— begin —

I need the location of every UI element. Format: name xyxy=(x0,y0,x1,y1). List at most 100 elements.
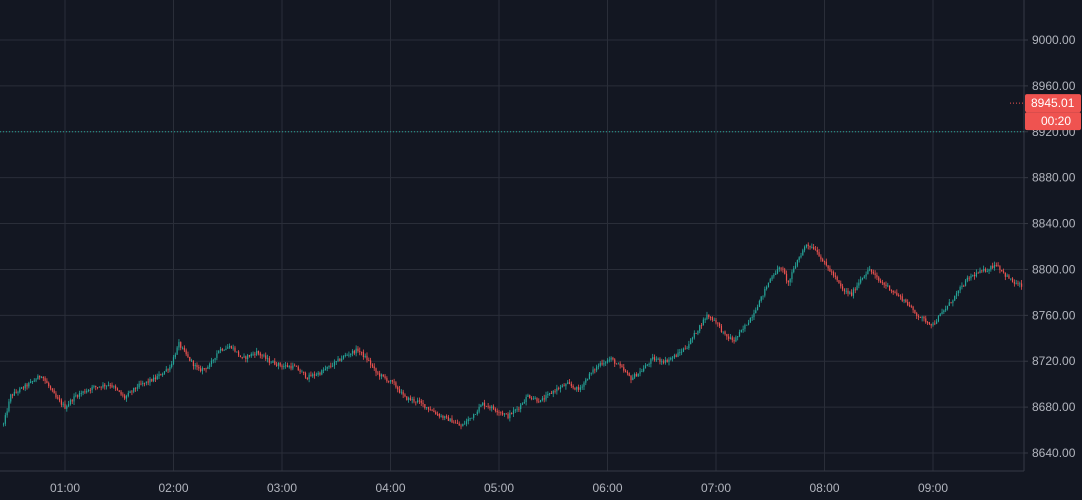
candle-down xyxy=(319,372,321,375)
candle-down xyxy=(160,374,162,376)
candle-down xyxy=(131,391,133,393)
candle-up xyxy=(228,345,231,348)
candle-up xyxy=(742,328,744,331)
candle-down xyxy=(406,396,408,401)
candle-down xyxy=(890,290,893,292)
candle-up xyxy=(811,247,813,248)
candle-up xyxy=(585,379,587,383)
candle-up xyxy=(194,364,196,367)
candle-down xyxy=(239,355,242,358)
candle-up xyxy=(606,360,609,363)
candle-down xyxy=(420,400,422,403)
candle-up xyxy=(317,372,319,375)
candle-up xyxy=(78,393,81,397)
candle-up xyxy=(972,274,974,276)
time-axis[interactable]: 01:00 02:00 03:00 04:00 05:00 06:00 07:00 08:00… xyxy=(50,481,948,495)
candle-up xyxy=(474,414,477,415)
candle-up xyxy=(24,384,26,389)
candle-down xyxy=(614,359,616,364)
candle-up xyxy=(605,362,607,364)
candle-down xyxy=(100,386,102,388)
candle-down xyxy=(200,368,202,372)
candle-up xyxy=(389,380,392,382)
candle-down xyxy=(294,365,296,367)
candle-down xyxy=(456,422,459,424)
candle-down xyxy=(84,391,86,393)
candle-down xyxy=(624,370,627,372)
candle-up xyxy=(990,265,992,270)
candle-up xyxy=(641,371,643,373)
candle-up xyxy=(216,353,218,358)
candle-up xyxy=(473,414,475,418)
price-tick-label: 8880.00 xyxy=(1032,171,1076,185)
candle-up xyxy=(744,325,746,329)
candle-down xyxy=(511,413,513,414)
candle-down xyxy=(46,380,48,384)
candle-up xyxy=(986,271,988,273)
candle-down xyxy=(899,295,902,297)
candle-down xyxy=(563,385,565,387)
time-tick-label: 01:00 xyxy=(50,481,80,495)
candle-down xyxy=(568,382,571,384)
candle-up xyxy=(740,330,742,333)
candle-down xyxy=(167,369,169,371)
candle-up xyxy=(856,285,858,291)
candle-down xyxy=(187,354,189,357)
candle-down xyxy=(992,265,994,268)
candle-up xyxy=(644,365,647,369)
candle-up xyxy=(798,257,800,261)
candle-up xyxy=(209,364,211,367)
candle-down xyxy=(64,403,66,409)
candle-down xyxy=(999,266,1001,270)
candle-down xyxy=(286,365,289,368)
candle-up xyxy=(91,386,93,391)
candle-down xyxy=(427,407,430,410)
reference-line xyxy=(0,102,1024,133)
candle-down xyxy=(889,285,891,291)
candle-down xyxy=(787,280,789,283)
candle-up xyxy=(19,388,21,392)
candle-up xyxy=(852,289,855,296)
candle-up xyxy=(462,423,464,427)
candle-up xyxy=(802,250,804,256)
candle-up xyxy=(512,410,515,414)
candle-up xyxy=(760,296,762,301)
candle-up xyxy=(738,332,741,337)
candle-down xyxy=(623,367,625,371)
candle-up xyxy=(467,419,469,422)
candle-up xyxy=(86,391,88,393)
candle-down xyxy=(49,386,52,389)
candle-up xyxy=(2,423,5,425)
candle-down xyxy=(928,322,930,325)
candle-down xyxy=(124,395,126,399)
candle-up xyxy=(523,402,525,404)
candle-down xyxy=(241,357,243,358)
candle-up xyxy=(256,351,258,355)
candle-down xyxy=(823,261,826,263)
candle-down xyxy=(550,393,553,394)
candle-up xyxy=(243,356,245,358)
candle-down xyxy=(487,406,489,408)
candle-up xyxy=(113,386,115,388)
candle-up xyxy=(751,317,753,318)
time-tick-label: 05:00 xyxy=(484,481,514,495)
candle-down xyxy=(934,323,936,325)
candle-up xyxy=(68,404,70,407)
candle-up xyxy=(702,319,704,326)
candle-up xyxy=(417,400,419,402)
candle-up xyxy=(6,411,8,416)
candle-up xyxy=(948,302,950,306)
candle-down xyxy=(733,339,735,342)
candle-down xyxy=(577,387,580,390)
candle-up xyxy=(400,391,402,393)
candle-down xyxy=(404,394,406,397)
candle-down xyxy=(445,416,448,418)
candle-down xyxy=(116,388,119,391)
candle-up xyxy=(201,368,204,372)
candle-up xyxy=(335,361,337,362)
candle-down xyxy=(898,295,900,296)
candle-down xyxy=(910,305,912,307)
candle-up xyxy=(597,365,600,367)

— end —

JOB:
Copy out the stretch of the listing from the line containing "candle-down xyxy=(319,372,321,375)" through the line containing "candle-up xyxy=(856,285,858,291)", both lines included, reproducing each line unchanged.

FULL ANSWER:
candle-down xyxy=(319,372,321,375)
candle-down xyxy=(160,374,162,376)
candle-down xyxy=(131,391,133,393)
candle-up xyxy=(228,345,231,348)
candle-up xyxy=(742,328,744,331)
candle-down xyxy=(406,396,408,401)
candle-down xyxy=(890,290,893,292)
candle-up xyxy=(811,247,813,248)
candle-up xyxy=(585,379,587,383)
candle-up xyxy=(194,364,196,367)
candle-down xyxy=(239,355,242,358)
candle-up xyxy=(606,360,609,363)
candle-down xyxy=(420,400,422,403)
candle-up xyxy=(317,372,319,375)
candle-up xyxy=(78,393,81,397)
candle-up xyxy=(972,274,974,276)
time-axis[interactable]: 01:00 02:00 03:00 04:00 05:00 06:00 07:00 08:00… xyxy=(50,481,948,495)
candle-up xyxy=(474,414,477,415)
candle-up xyxy=(24,384,26,389)
candle-down xyxy=(614,359,616,364)
candle-up xyxy=(605,362,607,364)
candle-down xyxy=(100,386,102,388)
candle-down xyxy=(200,368,202,372)
candle-up xyxy=(389,380,392,382)
candle-down xyxy=(294,365,296,367)
candle-down xyxy=(456,422,459,424)
candle-down xyxy=(84,391,86,393)
candle-down xyxy=(624,370,627,372)
candle-up xyxy=(990,265,992,270)
candle-up xyxy=(641,371,643,373)
candle-up xyxy=(216,353,218,358)
candle-up xyxy=(473,414,475,418)
price-tick-label: 8880.00 xyxy=(1032,171,1076,185)
candle-up xyxy=(744,325,746,329)
candle-down xyxy=(511,413,513,414)
candle-down xyxy=(46,380,48,384)
candle-up xyxy=(986,271,988,273)
candle-down xyxy=(899,295,902,297)
candle-down xyxy=(563,385,565,387)
time-tick-label: 01:00 xyxy=(50,481,80,495)
candle-down xyxy=(568,382,571,384)
candle-up xyxy=(740,330,742,333)
candle-down xyxy=(167,369,169,371)
candle-up xyxy=(856,285,858,291)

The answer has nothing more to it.